> What is expected
Below are some entries. Work out how many of their lines hold the word "make", and write that number alone.

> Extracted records
::::::::::
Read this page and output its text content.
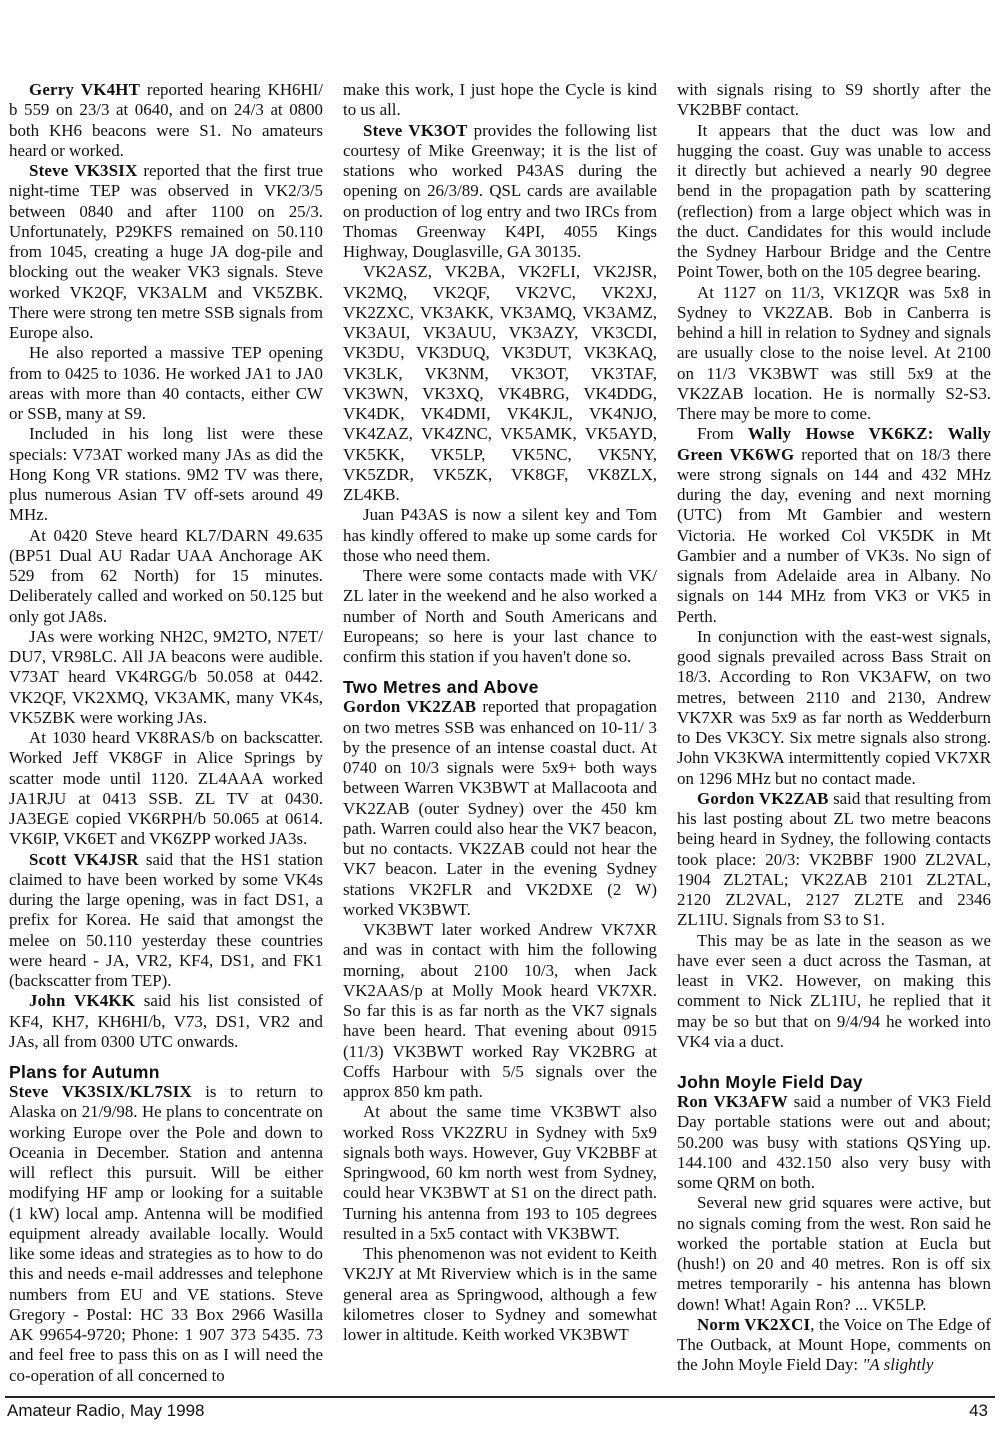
Gerry VK4HT reported hearing KH6HI/ b 559 on 23/3 at 0640, and on 24/3 at 0800 both KH6 beacons were S1. No amateurs heard or worked.

Steve VK3SIX reported that the first true night-time TEP was observed in VK2/3/5 between 0840 and after 1100 on 25/3. Unfortunately, P29KFS remained on 50.110 from 1045, creating a huge JA dog-pile and blocking out the weaker VK3 signals. Steve worked VK2QF, VK3ALM and VK5ZBK. There were strong ten metre SSB signals from Europe also.

He also reported a massive TEP opening from to 0425 to 1036. He worked JA1 to JA0 areas with more than 40 contacts, either CW or SSB, many at S9.

Included in his long list were these specials: V73AT worked many JAs as did the Hong Kong VR stations. 9M2 TV was there, plus numerous Asian TV off-sets around 49 MHz.

At 0420 Steve heard KL7/DARN 49.635 (BP51 Dual AU Radar UAA Anchorage AK 529 from 62 North) for 15 minutes. Deliberately called and worked on 50.125 but only got JA8s.

JAs were working NH2C, 9M2TO, N7ET/ DU7, VR98LC. All JA beacons were audible. V73AT heard VK4RGG/b 50.058 at 0442. VK2QF, VK2XMQ, VK3AMK, many VK4s, VK5ZBK were working JAs.

At 1030 heard VK8RAS/b on backscatter. Worked Jeff VK8GF in Alice Springs by scatter mode until 1120. ZL4AAA worked JA1RJU at 0413 SSB. ZL TV at 0430. JA3EGE copied VK6RPH/b 50.065 at 0614. VK6IP, VK6ET and VK6ZPP worked JA3s.

Scott VK4JSR said that the HS1 station claimed to have been worked by some VK4s during the large opening, was in fact DS1, a prefix for Korea. He said that amongst the melee on 50.110 yesterday these countries were heard - JA, VR2, KF4, DS1, and FK1 (backscatter from TEP).

John VK4KK said his list consisted of KF4, KH7, KH6HI/b, V73, DS1, VR2 and JAs, all from 0300 UTC onwards.

Plans for Autumn

Steve VK3SIX/KL7SIX is to return to Alaska on 21/9/98. He plans to concentrate on working Europe over the Pole and down to Oceania in December. Station and antenna will reflect this pursuit. Will be either modifying HF amp or looking for a suitable (1 kW) local amp. Antenna will be modified equipment already available locally. Would like some ideas and strategies as to how to do this and needs e-mail addresses and telephone numbers from EU and VE stations. Steve Gregory - Postal: HC 33 Box 2966 Wasilla AK 99654-9720; Phone: 1 907 373 5435. 73 and feel free to pass this on as I will need the co-operation of all concerned to

make this work, I just hope the Cycle is kind to us all.

Steve VK3OT provides the following list courtesy of Mike Greenway; it is the list of stations who worked P43AS during the opening on 26/3/89. QSL cards are available on production of log entry and two IRCs from Thomas Greenway K4PI, 4055 Kings Highway, Douglasville, GA 30135.

VK2ASZ, VK2BA, VK2FLI, VK2JSR, VK2MQ, VK2QF, VK2VC, VK2XJ, VK2ZXC, VK3AKK, VK3AMQ, VK3AMZ, VK3AUI, VK3AUU, VK3AZY, VK3CDI, VK3DU, VK3DUQ, VK3DUT, VK3KAQ, VK3LK, VK3NM, VK3OT, VK3TAF, VK3WN, VK3XQ, VK4BRG, VK4DDG, VK4DK, VK4DMI, VK4KJL, VK4NJO, VK4ZAZ, VK4ZNC, VK5AMK, VK5AYD, VK5KK, VK5LP, VK5NC, VK5NY, VK5ZDR, VK5ZK, VK8GF, VK8ZLX, ZL4KB.

Juan P43AS is now a silent key and Tom has kindly offered to make up some cards for those who need them.

There were some contacts made with VK/ ZL later in the weekend and he also worked a number of North and South Americans and Europeans; so here is your last chance to confirm this station if you haven't done so.

Two Metres and Above

Gordon VK2ZAB reported that propagation on two metres SSB was enhanced on 10-11/ 3 by the presence of an intense coastal duct. At 0740 on 10/3 signals were 5x9+ both ways between Warren VK3BWT at Mallacoota and VK2ZAB (outer Sydney) over the 450 km path. Warren could also hear the VK7 beacon, but no contacts. VK2ZAB could not hear the VK7 beacon. Later in the evening Sydney stations VK2FLR and VK2DXE (2 W) worked VK3BWT.

VK3BWT later worked Andrew VK7XR and was in contact with him the following morning, about 2100 10/3, when Jack VK2AAS/p at Molly Mook heard VK7XR. So far this is as far north as the VK7 signals have been heard. That evening about 0915 (11/3) VK3BWT worked Ray VK2BRG at Coffs Harbour with 5/5 signals over the approx 850 km path.

At about the same time VK3BWT also worked Ross VK2ZRU in Sydney with 5x9 signals both ways. However, Guy VK2BBF at Springwood, 60 km north west from Sydney, could hear VK3BWT at S1 on the direct path. Turning his antenna from 193 to 105 degrees resulted in a 5x5 contact with VK3BWT.

This phenomenon was not evident to Keith VK2JY at Mt Riverview which is in the same general area as Springwood, although a few kilometres closer to Sydney and somewhat lower in altitude. Keith worked VK3BWT

with signals rising to S9 shortly after the VK2BBF contact.

It appears that the duct was low and hugging the coast. Guy was unable to access it directly but achieved a nearly 90 degree bend in the propagation path by scattering (reflection) from a large object which was in the duct. Candidates for this would include the Sydney Harbour Bridge and the Centre Point Tower, both on the 105 degree bearing.

At 1127 on 11/3, VK1ZQR was 5x8 in Sydney to VK2ZAB. Bob in Canberra is behind a hill in relation to Sydney and signals are usually close to the noise level. At 2100 on 11/3 VK3BWT was still 5x9 at the VK2ZAB location. He is normally S2-S3. There may be more to come.

From Wally Howse VK6KZ: Wally Green VK6WG reported that on 18/3 there were strong signals on 144 and 432 MHz during the day, evening and next morning (UTC) from Mt Gambier and western Victoria. He worked Col VK5DK in Mt Gambier and a number of VK3s. No sign of signals from Adelaide area in Albany. No signals on 144 MHz from VK3 or VK5 in Perth.

In conjunction with the east-west signals, good signals prevailed across Bass Strait on 18/3. According to Ron VK3AFW, on two metres, between 2110 and 2130, Andrew VK7XR was 5x9 as far north as Wedderburn to Des VK3CY. Six metre signals also strong. John VK3KWA intermittently copied VK7XR on 1296 MHz but no contact made.

Gordon VK2ZAB said that resulting from his last posting about ZL two metre beacons being heard in Sydney, the following contacts took place: 20/3: VK2BBF 1900 ZL2VAL, 1904 ZL2TAL; VK2ZAB 2101 ZL2TAL, 2120 ZL2VAL, 2127 ZL2TE and 2346 ZL1IU. Signals from S3 to S1.

This may be as late in the season as we have ever seen a duct across the Tasman, at least in VK2. However, on making this comment to Nick ZL1IU, he replied that it may be so but that on 9/4/94 he worked into VK4 via a duct.

John Moyle Field Day

Ron VK3AFW said a number of VK3 Field Day portable stations were out and about; 50.200 was busy with stations QSYing up. 144.100 and 432.150 also very busy with some QRM on both.

Several new grid squares were active, but no signals coming from the west. Ron said he worked the portable station at Eucla but (hush!) on 20 and 40 metres. Ron is off six metres temporarily - his antenna has blown down! What! Again Ron? ... VK5LP.

Norm VK2XCI, the Voice on The Edge of The Outback, at Mount Hope, comments on the John Moyle Field Day: "A slightly

Amateur Radio, May 1998	43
::::::::::
> Response for this exercise
2